* Begin *

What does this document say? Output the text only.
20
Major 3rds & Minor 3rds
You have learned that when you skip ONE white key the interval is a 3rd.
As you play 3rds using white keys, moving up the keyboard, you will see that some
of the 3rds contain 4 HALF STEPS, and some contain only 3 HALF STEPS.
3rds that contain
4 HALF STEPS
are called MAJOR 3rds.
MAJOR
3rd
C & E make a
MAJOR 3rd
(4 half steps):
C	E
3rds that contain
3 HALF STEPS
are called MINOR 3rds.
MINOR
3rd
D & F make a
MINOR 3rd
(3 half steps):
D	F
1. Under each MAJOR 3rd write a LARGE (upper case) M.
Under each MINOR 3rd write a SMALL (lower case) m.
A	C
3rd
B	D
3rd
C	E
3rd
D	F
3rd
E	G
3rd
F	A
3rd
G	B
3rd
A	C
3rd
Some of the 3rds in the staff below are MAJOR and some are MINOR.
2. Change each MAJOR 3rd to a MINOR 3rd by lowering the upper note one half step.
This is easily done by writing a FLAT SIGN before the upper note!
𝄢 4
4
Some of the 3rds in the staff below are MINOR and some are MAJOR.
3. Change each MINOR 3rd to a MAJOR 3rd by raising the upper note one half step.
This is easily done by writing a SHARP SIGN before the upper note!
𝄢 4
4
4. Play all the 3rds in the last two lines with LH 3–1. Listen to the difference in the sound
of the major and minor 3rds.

* End *

# Work to complete
Repeat the listing in full, keeping every line exactly as it is.

# Written reply
What does this document say? Output the text only.
20
Major 3rds & Minor 3rds
You have learned that when you skip ONE white key the interval is a 3rd.
As you play 3rds using white keys, moving up the keyboard, you will see that some
of the 3rds contain 4 HALF STEPS, and some contain only 3 HALF STEPS.
3rds that contain
4 HALF STEPS
are called MAJOR 3rds.
MAJOR
3rd
C & E make a
MAJOR 3rd
(4 half steps):
C	E
3rds that contain
3 HALF STEPS
are called MINOR 3rds.
MINOR
3rd
D & F make a
MINOR 3rd
(3 half steps):
D	F
1. Under each MAJOR 3rd write a LARGE (upper case) M.
Under each MINOR 3rd write a SMALL (lower case) m.
A	C
3rd
B	D
3rd
C	E
3rd
D	F
3rd
E	G
3rd
F	A
3rd
G	B
3rd
A	C
3rd
Some of the 3rds in the staff below are MAJOR and some are MINOR.
2. Change each MAJOR 3rd to a MINOR 3rd by lowering the upper note one half step.
This is easily done by writing a FLAT SIGN before the upper note!
𝄢 4
4
Some of the 3rds in the staff below are MINOR and some are MAJOR.
3. Change each MINOR 3rd to a MAJOR 3rd by raising the upper note one half step.
This is easily done by writing a SHARP SIGN before the upper note!
𝄢 4
4
4. Play all the 3rds in the last two lines with LH 3–1. Listen to the difference in the sound
of the major and minor 3rds.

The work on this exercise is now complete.